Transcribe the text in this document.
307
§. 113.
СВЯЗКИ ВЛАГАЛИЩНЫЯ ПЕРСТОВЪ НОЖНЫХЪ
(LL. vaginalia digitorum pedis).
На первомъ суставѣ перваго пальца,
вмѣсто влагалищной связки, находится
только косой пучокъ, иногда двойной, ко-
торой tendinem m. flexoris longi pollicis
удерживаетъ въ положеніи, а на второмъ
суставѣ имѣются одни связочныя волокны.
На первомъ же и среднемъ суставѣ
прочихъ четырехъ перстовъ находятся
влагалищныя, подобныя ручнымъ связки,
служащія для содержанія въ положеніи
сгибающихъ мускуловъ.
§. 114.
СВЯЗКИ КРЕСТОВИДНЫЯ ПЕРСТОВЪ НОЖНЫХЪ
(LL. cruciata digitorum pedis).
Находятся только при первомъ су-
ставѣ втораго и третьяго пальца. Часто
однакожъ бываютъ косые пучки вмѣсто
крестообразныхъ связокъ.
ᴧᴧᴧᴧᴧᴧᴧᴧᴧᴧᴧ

• • • •

§ **EXERCISE TASK**:
Gather, from the listing above, every line carrying the word "вмѣсто".

§ **SOLUTION TO THIS TASK**:
вмѣсто влагалищной связки, находится
однакожъ бываютъ косые пучки вмѣсто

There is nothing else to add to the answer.